__The problem__.
Return every record below exactly as written, but leave out the pictures.

__Dataset excerpts__.
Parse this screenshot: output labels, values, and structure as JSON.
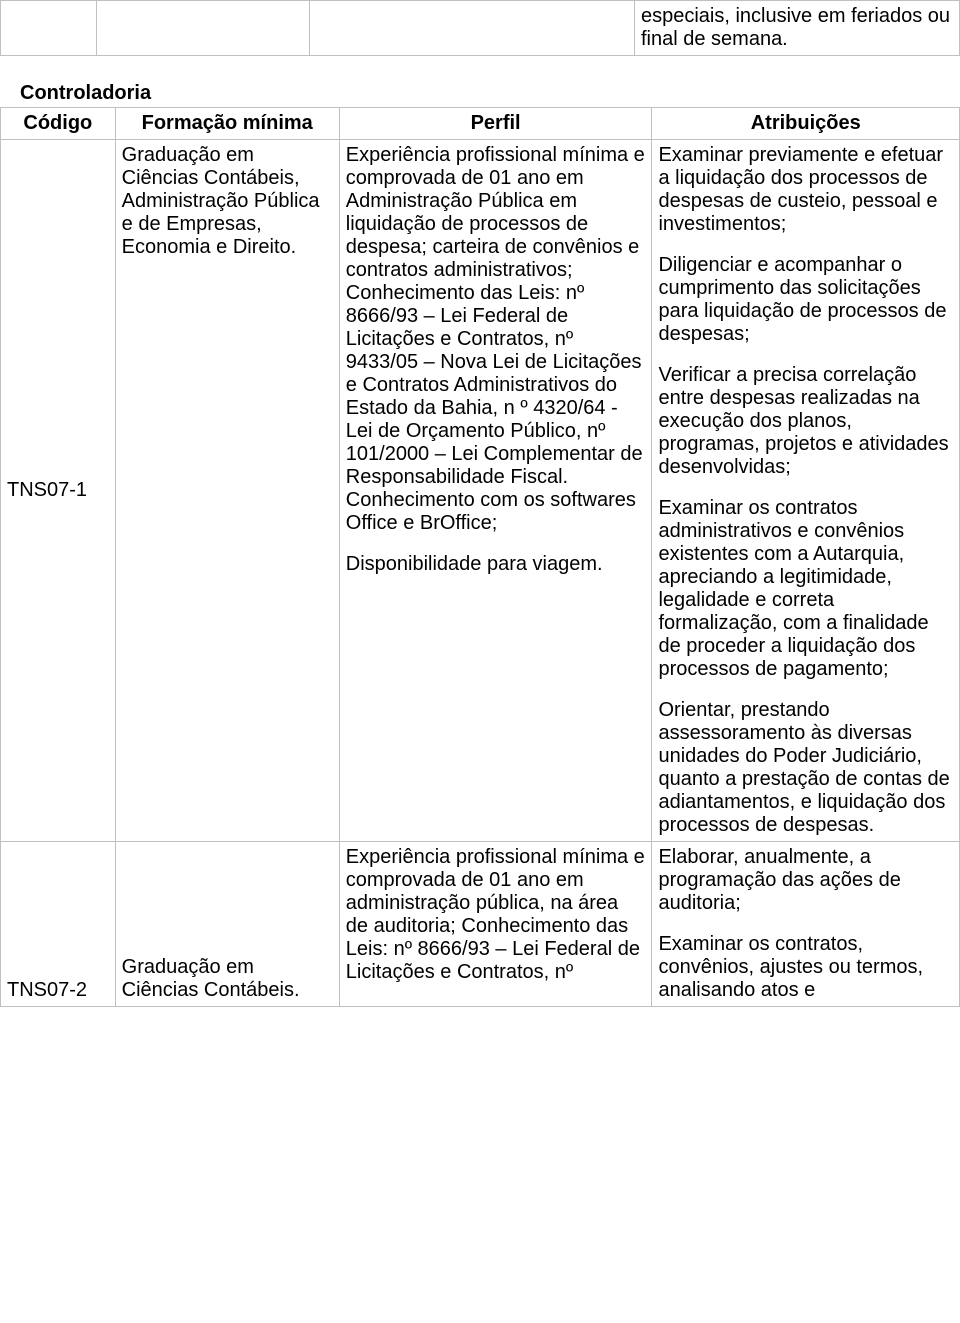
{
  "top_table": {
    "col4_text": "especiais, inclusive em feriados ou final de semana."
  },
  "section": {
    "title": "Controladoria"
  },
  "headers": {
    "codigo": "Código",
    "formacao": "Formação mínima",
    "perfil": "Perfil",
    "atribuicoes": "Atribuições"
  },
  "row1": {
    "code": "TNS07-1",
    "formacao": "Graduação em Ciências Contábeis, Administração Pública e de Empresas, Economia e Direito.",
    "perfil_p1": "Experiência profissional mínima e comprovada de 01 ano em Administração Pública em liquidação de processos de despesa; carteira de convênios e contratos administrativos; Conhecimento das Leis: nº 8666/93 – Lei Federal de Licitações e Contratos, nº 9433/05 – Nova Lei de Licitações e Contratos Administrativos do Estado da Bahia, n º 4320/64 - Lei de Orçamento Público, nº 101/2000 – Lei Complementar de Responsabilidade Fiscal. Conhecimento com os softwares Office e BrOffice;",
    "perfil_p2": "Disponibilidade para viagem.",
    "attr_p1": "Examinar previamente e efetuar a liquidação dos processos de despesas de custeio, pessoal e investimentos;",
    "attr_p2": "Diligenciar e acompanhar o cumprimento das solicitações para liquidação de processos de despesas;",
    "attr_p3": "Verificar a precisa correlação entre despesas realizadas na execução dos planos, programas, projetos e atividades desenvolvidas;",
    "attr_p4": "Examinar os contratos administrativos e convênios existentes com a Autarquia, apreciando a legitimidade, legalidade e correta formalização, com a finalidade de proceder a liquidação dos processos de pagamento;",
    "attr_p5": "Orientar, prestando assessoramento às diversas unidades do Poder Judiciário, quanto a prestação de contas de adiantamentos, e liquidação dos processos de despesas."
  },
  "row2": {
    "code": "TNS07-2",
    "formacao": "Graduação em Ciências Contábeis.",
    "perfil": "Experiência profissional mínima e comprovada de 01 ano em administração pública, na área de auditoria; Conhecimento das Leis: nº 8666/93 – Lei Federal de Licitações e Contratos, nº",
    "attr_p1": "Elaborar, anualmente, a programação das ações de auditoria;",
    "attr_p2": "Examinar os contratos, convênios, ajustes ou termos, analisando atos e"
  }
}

__Reply to the task__.
Parse this screenshot: output labels, values, and structure as JSON.
{
  "top_table": {
    "col4_text": "especiais, inclusive em feriados ou final de semana."
  },
  "section": {
    "title": "Controladoria"
  },
  "headers": {
    "codigo": "Código",
    "formacao": "Formação mínima",
    "perfil": "Perfil",
    "atribuicoes": "Atribuições"
  },
  "row1": {
    "code": "TNS07-1",
    "formacao": "Graduação em Ciências Contábeis, Administração Pública e de Empresas, Economia e Direito.",
    "perfil_p1": "Experiência profissional mínima e comprovada de 01 ano em Administração Pública em liquidação de processos de despesa; carteira de convênios e contratos administrativos; Conhecimento das Leis: nº 8666/93 – Lei Federal de Licitações e Contratos, nº 9433/05 – Nova Lei de Licitações e Contratos Administrativos do Estado da Bahia, n º 4320/64 - Lei de Orçamento Público, nº 101/2000 – Lei Complementar de Responsabilidade Fiscal. Conhecimento com os softwares Office e BrOffice;",
    "perfil_p2": "Disponibilidade para viagem.",
    "attr_p1": "Examinar previamente e efetuar a liquidação dos processos de despesas de custeio, pessoal e investimentos;",
    "attr_p2": "Diligenciar e acompanhar o cumprimento das solicitações para liquidação de processos de despesas;",
    "attr_p3": "Verificar a precisa correlação entre despesas realizadas na execução dos planos, programas, projetos e atividades desenvolvidas;",
    "attr_p4": "Examinar os contratos administrativos e convênios existentes com a Autarquia, apreciando a legitimidade, legalidade e correta formalização, com a finalidade de proceder a liquidação dos processos de pagamento;",
    "attr_p5": "Orientar, prestando assessoramento às diversas unidades do Poder Judiciário, quanto a prestação de contas de adiantamentos, e liquidação dos processos de despesas."
  },
  "row2": {
    "code": "TNS07-2",
    "formacao": "Graduação em Ciências Contábeis.",
    "perfil": "Experiência profissional mínima e comprovada de 01 ano em administração pública, na área de auditoria; Conhecimento das Leis: nº 8666/93 – Lei Federal de Licitações e Contratos, nº",
    "attr_p1": "Elaborar, anualmente, a programação das ações de auditoria;",
    "attr_p2": "Examinar os contratos, convênios, ajustes ou termos, analisando atos e"
  }
}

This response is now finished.